--- START OF Recorded data ---
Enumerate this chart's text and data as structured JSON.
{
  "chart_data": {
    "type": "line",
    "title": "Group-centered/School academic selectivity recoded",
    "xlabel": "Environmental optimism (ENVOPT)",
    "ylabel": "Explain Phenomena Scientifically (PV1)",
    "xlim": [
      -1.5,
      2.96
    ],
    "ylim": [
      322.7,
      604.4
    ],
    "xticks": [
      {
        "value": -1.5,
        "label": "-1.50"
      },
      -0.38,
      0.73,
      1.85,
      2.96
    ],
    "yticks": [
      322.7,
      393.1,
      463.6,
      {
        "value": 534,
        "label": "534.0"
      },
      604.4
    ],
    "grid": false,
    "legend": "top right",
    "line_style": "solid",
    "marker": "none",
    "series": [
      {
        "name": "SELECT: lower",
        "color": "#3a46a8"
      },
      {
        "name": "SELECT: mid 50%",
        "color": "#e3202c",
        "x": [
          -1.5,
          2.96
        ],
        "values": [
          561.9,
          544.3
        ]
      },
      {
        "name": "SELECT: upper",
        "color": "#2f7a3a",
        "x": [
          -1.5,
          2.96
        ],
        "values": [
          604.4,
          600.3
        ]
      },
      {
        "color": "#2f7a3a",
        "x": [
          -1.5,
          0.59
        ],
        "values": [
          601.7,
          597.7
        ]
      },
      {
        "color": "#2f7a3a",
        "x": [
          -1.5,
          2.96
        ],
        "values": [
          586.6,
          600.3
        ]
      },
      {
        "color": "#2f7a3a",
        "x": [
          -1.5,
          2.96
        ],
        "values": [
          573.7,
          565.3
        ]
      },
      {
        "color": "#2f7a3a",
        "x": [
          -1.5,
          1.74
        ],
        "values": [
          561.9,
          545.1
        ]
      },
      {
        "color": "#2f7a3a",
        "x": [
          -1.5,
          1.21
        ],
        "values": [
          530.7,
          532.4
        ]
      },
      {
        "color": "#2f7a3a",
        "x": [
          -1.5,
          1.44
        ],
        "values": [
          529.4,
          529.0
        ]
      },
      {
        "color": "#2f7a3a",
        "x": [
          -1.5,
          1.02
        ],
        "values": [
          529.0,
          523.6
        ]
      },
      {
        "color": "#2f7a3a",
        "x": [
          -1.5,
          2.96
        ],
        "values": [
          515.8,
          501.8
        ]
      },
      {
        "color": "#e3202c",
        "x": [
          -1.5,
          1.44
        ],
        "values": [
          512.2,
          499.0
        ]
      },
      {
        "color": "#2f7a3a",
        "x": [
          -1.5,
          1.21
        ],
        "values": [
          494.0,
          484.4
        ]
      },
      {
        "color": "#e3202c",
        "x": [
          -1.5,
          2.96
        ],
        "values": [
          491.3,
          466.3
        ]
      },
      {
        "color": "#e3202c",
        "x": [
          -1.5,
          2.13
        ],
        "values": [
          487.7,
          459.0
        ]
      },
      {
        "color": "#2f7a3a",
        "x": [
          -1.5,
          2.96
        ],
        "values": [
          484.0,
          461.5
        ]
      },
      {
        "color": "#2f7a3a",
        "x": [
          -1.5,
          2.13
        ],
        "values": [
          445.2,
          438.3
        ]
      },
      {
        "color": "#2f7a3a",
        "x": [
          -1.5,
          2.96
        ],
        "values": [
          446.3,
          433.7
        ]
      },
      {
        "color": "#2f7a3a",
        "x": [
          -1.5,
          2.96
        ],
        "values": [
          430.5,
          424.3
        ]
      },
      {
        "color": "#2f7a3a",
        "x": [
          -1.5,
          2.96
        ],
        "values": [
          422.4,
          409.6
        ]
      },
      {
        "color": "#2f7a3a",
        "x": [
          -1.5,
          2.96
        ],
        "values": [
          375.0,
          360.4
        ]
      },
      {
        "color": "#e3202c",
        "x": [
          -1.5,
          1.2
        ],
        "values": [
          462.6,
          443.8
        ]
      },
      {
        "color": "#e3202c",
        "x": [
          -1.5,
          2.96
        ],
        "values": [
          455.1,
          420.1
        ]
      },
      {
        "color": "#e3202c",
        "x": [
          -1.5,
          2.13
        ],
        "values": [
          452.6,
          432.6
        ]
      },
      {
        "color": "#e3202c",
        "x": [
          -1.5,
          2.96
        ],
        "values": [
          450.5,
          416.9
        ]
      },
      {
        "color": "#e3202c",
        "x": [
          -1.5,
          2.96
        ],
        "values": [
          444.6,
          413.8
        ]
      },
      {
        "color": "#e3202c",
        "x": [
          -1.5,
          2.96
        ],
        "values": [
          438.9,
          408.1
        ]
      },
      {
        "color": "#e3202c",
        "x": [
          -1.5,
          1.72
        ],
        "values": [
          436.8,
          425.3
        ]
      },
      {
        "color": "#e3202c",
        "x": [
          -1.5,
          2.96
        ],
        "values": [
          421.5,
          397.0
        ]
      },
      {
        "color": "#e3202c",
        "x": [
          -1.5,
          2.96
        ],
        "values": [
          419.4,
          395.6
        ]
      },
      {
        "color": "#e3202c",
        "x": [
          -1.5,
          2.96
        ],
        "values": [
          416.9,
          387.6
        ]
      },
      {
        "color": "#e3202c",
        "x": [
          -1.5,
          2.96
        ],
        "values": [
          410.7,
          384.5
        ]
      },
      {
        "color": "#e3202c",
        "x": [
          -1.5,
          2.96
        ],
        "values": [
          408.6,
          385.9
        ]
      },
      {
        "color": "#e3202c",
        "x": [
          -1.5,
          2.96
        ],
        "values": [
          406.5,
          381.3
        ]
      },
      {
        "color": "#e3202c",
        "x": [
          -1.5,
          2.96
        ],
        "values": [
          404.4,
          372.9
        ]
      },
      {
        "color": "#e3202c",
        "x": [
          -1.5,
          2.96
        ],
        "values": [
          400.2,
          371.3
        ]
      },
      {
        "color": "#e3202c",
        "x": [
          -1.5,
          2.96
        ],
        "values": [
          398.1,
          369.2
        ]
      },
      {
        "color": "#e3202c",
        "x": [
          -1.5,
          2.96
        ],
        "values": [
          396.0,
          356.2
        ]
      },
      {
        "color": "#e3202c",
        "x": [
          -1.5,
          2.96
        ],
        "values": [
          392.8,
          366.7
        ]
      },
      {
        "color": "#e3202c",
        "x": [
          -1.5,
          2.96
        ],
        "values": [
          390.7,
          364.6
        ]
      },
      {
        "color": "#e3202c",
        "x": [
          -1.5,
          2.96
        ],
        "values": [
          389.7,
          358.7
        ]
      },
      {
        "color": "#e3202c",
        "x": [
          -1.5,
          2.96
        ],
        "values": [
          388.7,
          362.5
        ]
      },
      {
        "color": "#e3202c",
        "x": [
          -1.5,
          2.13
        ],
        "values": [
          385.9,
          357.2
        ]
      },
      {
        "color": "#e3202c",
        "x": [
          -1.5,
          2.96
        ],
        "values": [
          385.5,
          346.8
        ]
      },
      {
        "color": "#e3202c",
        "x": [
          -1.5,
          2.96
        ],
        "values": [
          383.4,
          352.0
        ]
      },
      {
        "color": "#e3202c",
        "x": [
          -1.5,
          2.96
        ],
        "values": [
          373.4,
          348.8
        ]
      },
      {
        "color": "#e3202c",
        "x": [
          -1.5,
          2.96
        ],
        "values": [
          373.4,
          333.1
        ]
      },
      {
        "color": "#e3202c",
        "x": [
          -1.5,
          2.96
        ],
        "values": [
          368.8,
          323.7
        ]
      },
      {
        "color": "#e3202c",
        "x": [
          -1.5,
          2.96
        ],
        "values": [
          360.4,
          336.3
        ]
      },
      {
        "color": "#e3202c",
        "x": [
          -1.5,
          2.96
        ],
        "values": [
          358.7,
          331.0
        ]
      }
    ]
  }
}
--- END OF Recorded data ---
_What is expected_
From the records above, extract every entry exactly as given.

_Exercise result_
Enumerate this chart's text and data as structured JSON.
{
  "chart_data": {
    "type": "line",
    "title": "Group-centered/School academic selectivity recoded",
    "xlabel": "Environmental optimism (ENVOPT)",
    "ylabel": "Explain Phenomena Scientifically (PV1)",
    "xlim": [
      -1.5,
      2.96
    ],
    "ylim": [
      322.7,
      604.4
    ],
    "xticks": [
      {
        "value": -1.5,
        "label": "-1.50"
      },
      -0.38,
      0.73,
      1.85,
      2.96
    ],
    "yticks": [
      322.7,
      393.1,
      463.6,
      {
        "value": 534,
        "label": "534.0"
      },
      604.4
    ],
    "grid": false,
    "legend": "top right",
    "line_style": "solid",
    "marker": "none",
    "series": [
      {
        "name": "SELECT: lower",
        "color": "#3a46a8"
      },
      {
        "name": "SELECT: mid 50%",
        "color": "#e3202c",
        "x": [
          -1.5,
          2.96
        ],
        "values": [
          561.9,
          544.3
        ]
      },
      {
        "name": "SELECT: upper",
        "color": "#2f7a3a",
        "x": [
          -1.5,
          2.96
        ],
        "values": [
          604.4,
          600.3
        ]
      },
      {
        "color": "#2f7a3a",
        "x": [
          -1.5,
          0.59
        ],
        "values": [
          601.7,
          597.7
        ]
      },
      {
        "color": "#2f7a3a",
        "x": [
          -1.5,
          2.96
        ],
        "values": [
          586.6,
          600.3
        ]
      },
      {
        "color": "#2f7a3a",
        "x": [
          -1.5,
          2.96
        ],
        "values": [
          573.7,
          565.3
        ]
      },
      {
        "color": "#2f7a3a",
        "x": [
          -1.5,
          1.74
        ],
        "values": [
          561.9,
          545.1
        ]
      },
      {
        "color": "#2f7a3a",
        "x": [
          -1.5,
          1.21
        ],
        "values": [
          530.7,
          532.4
        ]
      },
      {
        "color": "#2f7a3a",
        "x": [
          -1.5,
          1.44
        ],
        "values": [
          529.4,
          529.0
        ]
      },
      {
        "color": "#2f7a3a",
        "x": [
          -1.5,
          1.02
        ],
        "values": [
          529.0,
          523.6
        ]
      },
      {
        "color": "#2f7a3a",
        "x": [
          -1.5,
          2.96
        ],
        "values": [
          515.8,
          501.8
        ]
      },
      {
        "color": "#e3202c",
        "x": [
          -1.5,
          1.44
        ],
        "values": [
          512.2,
          499.0
        ]
      },
      {
        "color": "#2f7a3a",
        "x": [
          -1.5,
          1.21
        ],
        "values": [
          494.0,
          484.4
        ]
      },
      {
        "color": "#e3202c",
        "x": [
          -1.5,
          2.96
        ],
        "values": [
          491.3,
          466.3
        ]
      },
      {
        "color": "#e3202c",
        "x": [
          -1.5,
          2.13
        ],
        "values": [
          487.7,
          459.0
        ]
      },
      {
        "color": "#2f7a3a",
        "x": [
          -1.5,
          2.96
        ],
        "values": [
          484.0,
          461.5
        ]
      },
      {
        "color": "#2f7a3a",
        "x": [
          -1.5,
          2.13
        ],
        "values": [
          445.2,
          438.3
        ]
      },
      {
        "color": "#2f7a3a",
        "x": [
          -1.5,
          2.96
        ],
        "values": [
          446.3,
          433.7
        ]
      },
      {
        "color": "#2f7a3a",
        "x": [
          -1.5,
          2.96
        ],
        "values": [
          430.5,
          424.3
        ]
      },
      {
        "color": "#2f7a3a",
        "x": [
          -1.5,
          2.96
        ],
        "values": [
          422.4,
          409.6
        ]
      },
      {
        "color": "#2f7a3a",
        "x": [
          -1.5,
          2.96
        ],
        "values": [
          375.0,
          360.4
        ]
      },
      {
        "color": "#e3202c",
        "x": [
          -1.5,
          1.2
        ],
        "values": [
          462.6,
          443.8
        ]
      },
      {
        "color": "#e3202c",
        "x": [
          -1.5,
          2.96
        ],
        "values": [
          455.1,
          420.1
        ]
      },
      {
        "color": "#e3202c",
        "x": [
          -1.5,
          2.13
        ],
        "values": [
          452.6,
          432.6
        ]
      },
      {
        "color": "#e3202c",
        "x": [
          -1.5,
          2.96
        ],
        "values": [
          450.5,
          416.9
        ]
      },
      {
        "color": "#e3202c",
        "x": [
          -1.5,
          2.96
        ],
        "values": [
          444.6,
          413.8
        ]
      },
      {
        "color": "#e3202c",
        "x": [
          -1.5,
          2.96
        ],
        "values": [
          438.9,
          408.1
        ]
      },
      {
        "color": "#e3202c",
        "x": [
          -1.5,
          1.72
        ],
        "values": [
          436.8,
          425.3
        ]
      },
      {
        "color": "#e3202c",
        "x": [
          -1.5,
          2.96
        ],
        "values": [
          421.5,
          397.0
        ]
      },
      {
        "color": "#e3202c",
        "x": [
          -1.5,
          2.96
        ],
        "values": [
          419.4,
          395.6
        ]
      },
      {
        "color": "#e3202c",
        "x": [
          -1.5,
          2.96
        ],
        "values": [
          416.9,
          387.6
        ]
      },
      {
        "color": "#e3202c",
        "x": [
          -1.5,
          2.96
        ],
        "values": [
          410.7,
          384.5
        ]
      },
      {
        "color": "#e3202c",
        "x": [
          -1.5,
          2.96
        ],
        "values": [
          408.6,
          385.9
        ]
      },
      {
        "color": "#e3202c",
        "x": [
          -1.5,
          2.96
        ],
        "values": [
          406.5,
          381.3
        ]
      },
      {
        "color": "#e3202c",
        "x": [
          -1.5,
          2.96
        ],
        "values": [
          404.4,
          372.9
        ]
      },
      {
        "color": "#e3202c",
        "x": [
          -1.5,
          2.96
        ],
        "values": [
          400.2,
          371.3
        ]
      },
      {
        "color": "#e3202c",
        "x": [
          -1.5,
          2.96
        ],
        "values": [
          398.1,
          369.2
        ]
      },
      {
        "color": "#e3202c",
        "x": [
          -1.5,
          2.96
        ],
        "values": [
          396.0,
          356.2
        ]
      },
      {
        "color": "#e3202c",
        "x": [
          -1.5,
          2.96
        ],
        "values": [
          392.8,
          366.7
        ]
      },
      {
        "color": "#e3202c",
        "x": [
          -1.5,
          2.96
        ],
        "values": [
          390.7,
          364.6
        ]
      },
      {
        "color": "#e3202c",
        "x": [
          -1.5,
          2.96
        ],
        "values": [
          389.7,
          358.7
        ]
      },
      {
        "color": "#e3202c",
        "x": [
          -1.5,
          2.96
        ],
        "values": [
          388.7,
          362.5
        ]
      },
      {
        "color": "#e3202c",
        "x": [
          -1.5,
          2.13
        ],
        "values": [
          385.9,
          357.2
        ]
      },
      {
        "color": "#e3202c",
        "x": [
          -1.5,
          2.96
        ],
        "values": [
          385.5,
          346.8
        ]
      },
      {
        "color": "#e3202c",
        "x": [
          -1.5,
          2.96
        ],
        "values": [
          383.4,
          352.0
        ]
      },
      {
        "color": "#e3202c",
        "x": [
          -1.5,
          2.96
        ],
        "values": [
          373.4,
          348.8
        ]
      },
      {
        "color": "#e3202c",
        "x": [
          -1.5,
          2.96
        ],
        "values": [
          373.4,
          333.1
        ]
      },
      {
        "color": "#e3202c",
        "x": [
          -1.5,
          2.96
        ],
        "values": [
          368.8,
          323.7
        ]
      },
      {
        "color": "#e3202c",
        "x": [
          -1.5,
          2.96
        ],
        "values": [
          360.4,
          336.3
        ]
      },
      {
        "color": "#e3202c",
        "x": [
          -1.5,
          2.96
        ],
        "values": [
          358.7,
          331.0
        ]
      }
    ]
  }
}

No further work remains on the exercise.